Identify each line holding the string "ylabel" and copy it.

Extracted material:
--- begin ---

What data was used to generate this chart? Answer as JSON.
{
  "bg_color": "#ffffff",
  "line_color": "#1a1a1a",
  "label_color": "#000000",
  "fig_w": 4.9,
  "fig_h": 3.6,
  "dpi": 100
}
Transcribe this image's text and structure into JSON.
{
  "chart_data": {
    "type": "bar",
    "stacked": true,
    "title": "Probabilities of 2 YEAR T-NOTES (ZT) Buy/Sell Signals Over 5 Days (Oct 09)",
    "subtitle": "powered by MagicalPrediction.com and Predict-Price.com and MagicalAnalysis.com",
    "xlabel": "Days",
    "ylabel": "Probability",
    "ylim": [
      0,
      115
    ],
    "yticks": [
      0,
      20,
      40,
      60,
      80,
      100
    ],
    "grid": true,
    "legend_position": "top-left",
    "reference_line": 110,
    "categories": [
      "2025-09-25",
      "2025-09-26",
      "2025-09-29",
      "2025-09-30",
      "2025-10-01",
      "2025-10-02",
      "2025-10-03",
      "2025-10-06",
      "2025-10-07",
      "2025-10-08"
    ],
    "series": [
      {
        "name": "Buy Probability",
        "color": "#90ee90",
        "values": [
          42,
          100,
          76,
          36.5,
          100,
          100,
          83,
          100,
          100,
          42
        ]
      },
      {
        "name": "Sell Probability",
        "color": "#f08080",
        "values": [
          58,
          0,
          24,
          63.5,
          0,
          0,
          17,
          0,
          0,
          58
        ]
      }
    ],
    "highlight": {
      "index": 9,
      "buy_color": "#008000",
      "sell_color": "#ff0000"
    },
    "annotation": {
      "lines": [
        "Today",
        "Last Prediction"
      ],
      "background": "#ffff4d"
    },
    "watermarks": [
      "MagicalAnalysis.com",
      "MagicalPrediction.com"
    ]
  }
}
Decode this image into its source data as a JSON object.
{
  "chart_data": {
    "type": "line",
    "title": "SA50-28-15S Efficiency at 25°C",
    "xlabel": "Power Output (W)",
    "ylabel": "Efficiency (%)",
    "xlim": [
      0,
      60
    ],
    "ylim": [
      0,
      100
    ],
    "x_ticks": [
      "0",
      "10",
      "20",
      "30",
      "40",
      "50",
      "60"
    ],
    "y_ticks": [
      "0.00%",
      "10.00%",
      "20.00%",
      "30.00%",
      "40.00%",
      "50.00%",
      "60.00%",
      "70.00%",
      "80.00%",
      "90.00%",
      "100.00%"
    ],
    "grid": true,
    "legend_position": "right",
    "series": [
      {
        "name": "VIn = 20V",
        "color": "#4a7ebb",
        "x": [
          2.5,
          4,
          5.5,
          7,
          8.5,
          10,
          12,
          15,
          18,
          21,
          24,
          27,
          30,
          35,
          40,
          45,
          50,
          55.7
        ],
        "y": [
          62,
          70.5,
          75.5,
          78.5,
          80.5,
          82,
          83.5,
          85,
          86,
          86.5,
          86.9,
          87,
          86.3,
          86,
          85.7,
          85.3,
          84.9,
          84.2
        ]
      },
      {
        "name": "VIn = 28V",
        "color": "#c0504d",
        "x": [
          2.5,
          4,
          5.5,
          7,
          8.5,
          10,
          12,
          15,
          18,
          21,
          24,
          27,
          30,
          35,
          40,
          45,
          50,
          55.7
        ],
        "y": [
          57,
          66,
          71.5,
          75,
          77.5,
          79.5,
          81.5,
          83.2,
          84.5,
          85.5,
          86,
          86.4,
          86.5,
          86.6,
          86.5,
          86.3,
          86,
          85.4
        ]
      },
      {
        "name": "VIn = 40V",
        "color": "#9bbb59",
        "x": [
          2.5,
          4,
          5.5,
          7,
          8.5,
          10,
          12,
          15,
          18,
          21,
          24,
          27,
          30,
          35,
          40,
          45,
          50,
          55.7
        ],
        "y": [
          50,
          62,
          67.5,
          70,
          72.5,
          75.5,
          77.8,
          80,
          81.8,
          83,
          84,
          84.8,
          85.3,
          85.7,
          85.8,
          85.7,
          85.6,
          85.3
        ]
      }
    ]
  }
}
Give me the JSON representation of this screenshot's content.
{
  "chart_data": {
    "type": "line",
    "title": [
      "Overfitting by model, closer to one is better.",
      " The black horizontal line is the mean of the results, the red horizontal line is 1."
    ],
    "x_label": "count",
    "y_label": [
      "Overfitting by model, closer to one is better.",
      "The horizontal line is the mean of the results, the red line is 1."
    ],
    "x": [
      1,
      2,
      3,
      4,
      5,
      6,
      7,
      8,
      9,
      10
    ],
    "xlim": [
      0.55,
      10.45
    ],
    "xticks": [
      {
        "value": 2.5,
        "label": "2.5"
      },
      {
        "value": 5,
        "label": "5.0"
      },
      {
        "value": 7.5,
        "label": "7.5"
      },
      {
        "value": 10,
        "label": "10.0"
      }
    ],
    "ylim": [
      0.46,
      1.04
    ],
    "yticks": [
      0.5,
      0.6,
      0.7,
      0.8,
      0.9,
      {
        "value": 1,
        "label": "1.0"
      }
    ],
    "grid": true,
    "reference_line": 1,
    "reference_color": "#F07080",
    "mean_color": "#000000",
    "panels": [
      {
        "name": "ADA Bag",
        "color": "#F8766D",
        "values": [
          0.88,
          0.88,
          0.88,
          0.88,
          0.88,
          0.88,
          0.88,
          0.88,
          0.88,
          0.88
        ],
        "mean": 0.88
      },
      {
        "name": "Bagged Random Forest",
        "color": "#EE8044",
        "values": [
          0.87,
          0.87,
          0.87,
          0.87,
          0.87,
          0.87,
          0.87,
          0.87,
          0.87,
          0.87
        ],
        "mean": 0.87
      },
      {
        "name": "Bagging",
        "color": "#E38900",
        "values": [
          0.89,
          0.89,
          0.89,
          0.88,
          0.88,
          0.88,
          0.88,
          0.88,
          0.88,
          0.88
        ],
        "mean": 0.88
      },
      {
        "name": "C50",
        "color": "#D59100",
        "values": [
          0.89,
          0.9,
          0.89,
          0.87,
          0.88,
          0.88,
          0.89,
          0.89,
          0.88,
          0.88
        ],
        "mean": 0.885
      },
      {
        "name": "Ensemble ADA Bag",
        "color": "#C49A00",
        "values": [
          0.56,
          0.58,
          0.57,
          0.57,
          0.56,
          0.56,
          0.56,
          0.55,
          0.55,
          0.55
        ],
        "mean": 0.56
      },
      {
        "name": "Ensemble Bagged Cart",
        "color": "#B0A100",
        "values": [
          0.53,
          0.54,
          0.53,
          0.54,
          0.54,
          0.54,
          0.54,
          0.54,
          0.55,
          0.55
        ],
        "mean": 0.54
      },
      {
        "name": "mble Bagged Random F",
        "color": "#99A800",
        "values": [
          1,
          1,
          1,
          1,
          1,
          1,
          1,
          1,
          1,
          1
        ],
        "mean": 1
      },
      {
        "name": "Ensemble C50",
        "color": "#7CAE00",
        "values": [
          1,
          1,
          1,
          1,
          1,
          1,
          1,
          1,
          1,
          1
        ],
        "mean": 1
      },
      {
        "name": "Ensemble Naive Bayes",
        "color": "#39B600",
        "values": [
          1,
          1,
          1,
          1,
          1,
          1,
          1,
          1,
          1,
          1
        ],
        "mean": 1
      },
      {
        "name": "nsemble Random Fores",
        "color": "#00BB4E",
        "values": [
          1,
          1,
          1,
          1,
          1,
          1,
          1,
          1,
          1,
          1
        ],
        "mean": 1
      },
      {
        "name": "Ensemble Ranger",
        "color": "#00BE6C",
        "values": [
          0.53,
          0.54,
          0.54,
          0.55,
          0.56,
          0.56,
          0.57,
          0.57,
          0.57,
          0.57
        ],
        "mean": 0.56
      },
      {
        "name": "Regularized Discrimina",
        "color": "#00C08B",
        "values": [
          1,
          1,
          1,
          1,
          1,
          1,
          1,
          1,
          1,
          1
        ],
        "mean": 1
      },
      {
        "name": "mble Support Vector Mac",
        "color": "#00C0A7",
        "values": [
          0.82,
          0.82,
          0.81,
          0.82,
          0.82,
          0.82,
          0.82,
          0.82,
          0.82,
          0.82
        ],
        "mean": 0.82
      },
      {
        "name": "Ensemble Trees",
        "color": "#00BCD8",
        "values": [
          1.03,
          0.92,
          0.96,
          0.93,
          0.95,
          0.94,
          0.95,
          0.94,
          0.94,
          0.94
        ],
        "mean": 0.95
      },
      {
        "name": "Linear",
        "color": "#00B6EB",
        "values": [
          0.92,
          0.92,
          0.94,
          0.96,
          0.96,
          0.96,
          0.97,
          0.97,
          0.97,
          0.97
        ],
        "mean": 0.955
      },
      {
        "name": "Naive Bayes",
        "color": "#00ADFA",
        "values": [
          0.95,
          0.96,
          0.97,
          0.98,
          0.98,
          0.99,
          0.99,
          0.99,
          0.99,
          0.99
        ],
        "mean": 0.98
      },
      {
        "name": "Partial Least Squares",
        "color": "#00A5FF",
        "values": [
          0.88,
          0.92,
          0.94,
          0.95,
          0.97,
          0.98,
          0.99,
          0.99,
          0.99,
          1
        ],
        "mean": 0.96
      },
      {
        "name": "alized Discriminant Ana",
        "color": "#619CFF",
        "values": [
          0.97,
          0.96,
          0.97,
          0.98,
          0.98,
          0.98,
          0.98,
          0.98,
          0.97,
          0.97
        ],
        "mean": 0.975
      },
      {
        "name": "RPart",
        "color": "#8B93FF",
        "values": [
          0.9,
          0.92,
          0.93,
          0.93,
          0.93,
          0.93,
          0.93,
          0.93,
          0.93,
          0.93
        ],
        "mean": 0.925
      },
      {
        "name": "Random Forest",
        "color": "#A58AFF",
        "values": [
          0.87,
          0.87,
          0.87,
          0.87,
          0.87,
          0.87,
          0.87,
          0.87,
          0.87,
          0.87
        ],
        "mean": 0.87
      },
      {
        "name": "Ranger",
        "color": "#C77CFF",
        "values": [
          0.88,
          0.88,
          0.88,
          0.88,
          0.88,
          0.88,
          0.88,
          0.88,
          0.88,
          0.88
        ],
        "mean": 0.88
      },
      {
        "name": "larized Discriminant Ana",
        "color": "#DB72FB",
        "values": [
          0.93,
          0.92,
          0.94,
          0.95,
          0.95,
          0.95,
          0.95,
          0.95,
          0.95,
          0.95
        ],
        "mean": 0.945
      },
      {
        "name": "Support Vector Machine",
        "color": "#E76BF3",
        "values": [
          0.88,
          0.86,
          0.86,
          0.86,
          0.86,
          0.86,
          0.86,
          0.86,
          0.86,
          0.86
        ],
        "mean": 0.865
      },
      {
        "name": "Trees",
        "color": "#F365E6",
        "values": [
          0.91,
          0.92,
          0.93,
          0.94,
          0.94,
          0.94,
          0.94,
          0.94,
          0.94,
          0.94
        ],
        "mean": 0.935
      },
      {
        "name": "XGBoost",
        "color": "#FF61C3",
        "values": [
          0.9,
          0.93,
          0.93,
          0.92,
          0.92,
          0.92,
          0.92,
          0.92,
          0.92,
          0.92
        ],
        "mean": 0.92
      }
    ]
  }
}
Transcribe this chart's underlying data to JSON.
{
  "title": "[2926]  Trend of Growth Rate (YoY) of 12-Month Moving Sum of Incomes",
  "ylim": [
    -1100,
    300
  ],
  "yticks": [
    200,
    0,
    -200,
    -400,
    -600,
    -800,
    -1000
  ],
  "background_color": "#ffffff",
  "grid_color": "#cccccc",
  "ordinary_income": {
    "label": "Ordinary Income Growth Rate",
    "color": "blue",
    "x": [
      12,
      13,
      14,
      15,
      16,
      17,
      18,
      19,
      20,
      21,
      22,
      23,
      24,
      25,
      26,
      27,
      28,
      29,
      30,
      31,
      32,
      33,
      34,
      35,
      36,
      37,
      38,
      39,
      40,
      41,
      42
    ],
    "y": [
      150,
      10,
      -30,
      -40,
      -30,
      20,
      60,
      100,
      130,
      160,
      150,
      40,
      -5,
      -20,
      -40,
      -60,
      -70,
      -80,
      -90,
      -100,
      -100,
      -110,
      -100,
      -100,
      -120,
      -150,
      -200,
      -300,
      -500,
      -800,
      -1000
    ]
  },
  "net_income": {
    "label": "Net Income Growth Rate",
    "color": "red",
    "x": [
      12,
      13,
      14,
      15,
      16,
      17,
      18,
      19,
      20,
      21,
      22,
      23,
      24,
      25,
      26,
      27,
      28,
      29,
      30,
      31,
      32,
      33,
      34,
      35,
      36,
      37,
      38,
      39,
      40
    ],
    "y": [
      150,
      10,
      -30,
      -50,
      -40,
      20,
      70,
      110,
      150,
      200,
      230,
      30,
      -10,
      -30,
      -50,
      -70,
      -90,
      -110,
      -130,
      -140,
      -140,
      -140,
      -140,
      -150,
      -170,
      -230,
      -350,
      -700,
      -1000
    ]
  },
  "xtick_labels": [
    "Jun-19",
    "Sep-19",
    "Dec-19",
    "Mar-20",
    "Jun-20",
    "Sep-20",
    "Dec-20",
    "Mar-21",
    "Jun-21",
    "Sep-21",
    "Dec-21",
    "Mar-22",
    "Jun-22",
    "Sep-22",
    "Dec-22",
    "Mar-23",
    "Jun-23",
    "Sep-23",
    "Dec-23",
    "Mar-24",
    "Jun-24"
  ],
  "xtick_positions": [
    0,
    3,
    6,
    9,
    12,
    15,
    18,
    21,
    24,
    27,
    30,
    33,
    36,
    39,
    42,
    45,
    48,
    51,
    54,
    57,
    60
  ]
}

--- end ---

Task output:
    "ylabel": "Probability",
    "ylabel": "Efficiency (%)",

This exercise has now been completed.